## What the task asks
Select every line in the listing below that contains the string "卡片视图", and copy those lines.

Spatial layout data:
● ● ● ● ●

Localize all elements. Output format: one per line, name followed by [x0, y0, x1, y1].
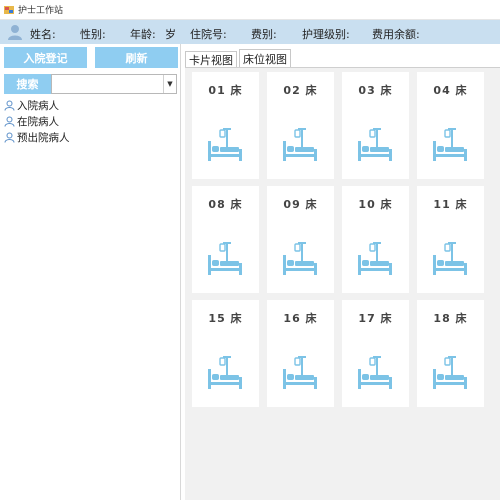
- title-bar: 护士工作站: [0, 0, 500, 20]
- admission-no-label: 住院号:: [190, 28, 227, 41]
- patient-tree: 入院病人 在院病人 预出院病人: [4, 97, 174, 145]
- refresh-button[interactable]: 刷新: [95, 47, 178, 68]
- patient-icon: [4, 132, 15, 143]
- search-button[interactable]: 搜索: [4, 74, 51, 94]
- bed-number: 11 床: [433, 198, 468, 211]
- search-combobox[interactable]: ▼: [51, 74, 177, 94]
- bed-number: 10 床: [358, 198, 393, 211]
- gender-label: 性别:: [80, 28, 106, 41]
- chevron-down-icon[interactable]: ▼: [163, 75, 176, 93]
- bed-icon: [206, 241, 244, 277]
- patient-icon: [4, 116, 15, 127]
- name-label: 姓名:: [30, 28, 56, 41]
- bed-card[interactable]: 03 床: [342, 72, 409, 179]
- view-tabs: 卡片视图 床位视图: [185, 48, 293, 68]
- bed-icon: [356, 241, 394, 277]
- balance-label: 费用余额:: [372, 28, 420, 41]
- tree-item-pre-discharge[interactable]: 预出院病人: [4, 129, 174, 145]
- bed-card[interactable]: 02 床: [267, 72, 334, 179]
- tree-item-in-hospital[interactable]: 在院病人: [4, 113, 174, 129]
- bed-card[interactable]: 15 床: [192, 300, 259, 407]
- bed-number: 01 床: [208, 84, 243, 97]
- bed-grid: 01 床 02 床 03 床 04 床 08 床 09 床 10 床 11 床 15 床 16 床…: [185, 67, 500, 500]
- bed-card[interactable]: 01 床: [192, 72, 259, 179]
- patient-info-bar: 姓名: 性别: 年龄: 岁 住院号: 费别: 护理级别: 费用余额:: [0, 20, 500, 44]
- user-icon: [6, 23, 24, 41]
- bed-number: 17 床: [358, 312, 393, 325]
- bed-card[interactable]: 10 床: [342, 186, 409, 293]
- left-panel: 入院登记 刷新 搜索 ▼ 入院病人 在院病人 预出院病人: [0, 44, 181, 500]
- tree-item-label: 在院病人: [17, 115, 59, 128]
- bed-card[interactable]: 08 床: [192, 186, 259, 293]
- bed-icon: [431, 127, 469, 163]
- bed-number: 15 床: [208, 312, 243, 325]
- age-label: 年龄:: [130, 28, 156, 41]
- tab-bed-view[interactable]: 床位视图: [239, 49, 291, 68]
- bed-number: 16 床: [283, 312, 318, 325]
- app-icon: [3, 4, 15, 16]
- bed-icon: [431, 355, 469, 391]
- bed-card[interactable]: 17 床: [342, 300, 409, 407]
- bed-number: 03 床: [358, 84, 393, 97]
- tab-card-view[interactable]: 卡片视图: [185, 51, 237, 68]
- bed-card[interactable]: 04 床: [417, 72, 484, 179]
- bed-card[interactable]: 18 床: [417, 300, 484, 407]
- bed-number: 02 床: [283, 84, 318, 97]
- bed-icon: [281, 355, 319, 391]
- fee-type-label: 费别:: [251, 28, 277, 41]
- care-level-label: 护理级别:: [302, 28, 350, 41]
- bed-icon: [206, 127, 244, 163]
- bed-card[interactable]: 09 床: [267, 186, 334, 293]
- age-unit: 岁: [165, 28, 176, 41]
- bed-number: 18 床: [433, 312, 468, 325]
- bed-icon: [356, 355, 394, 391]
- tree-item-admitted[interactable]: 入院病人: [4, 97, 174, 113]
- bed-icon: [356, 127, 394, 163]
- tree-item-label: 入院病人: [17, 99, 59, 112]
- window-title: 护士工作站: [18, 6, 64, 16]
- bed-icon: [431, 241, 469, 277]
- tree-item-label: 预出院病人: [17, 131, 70, 144]
- right-panel: 卡片视图 床位视图 01 床 02 床 03 床 04 床 08 床 09 床 10 床 11…: [181, 44, 500, 500]
- bed-icon: [281, 127, 319, 163]
- bed-icon: [281, 241, 319, 277]
- bed-number: 04 床: [433, 84, 468, 97]
- bed-number: 09 床: [283, 198, 318, 211]
- admit-button[interactable]: 入院登记: [4, 47, 87, 68]
- bed-number: 08 床: [208, 198, 243, 211]
- patient-icon: [4, 100, 15, 111]
- bed-icon: [206, 355, 244, 391]
- bed-card[interactable]: 11 床: [417, 186, 484, 293]
- bed-card[interactable]: 16 床: [267, 300, 334, 407]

● ● ● ● ●

## Complete answer
- view-tabs: 卡片视图 床位视图: [185, 48, 293, 68]
- tab-card-view[interactable]: 卡片视图: [185, 51, 237, 68]
- right-panel: 卡片视图 床位视图 01 床 02 床 03 床 04 床 08 床 09 床 10 床 11…: [181, 44, 500, 500]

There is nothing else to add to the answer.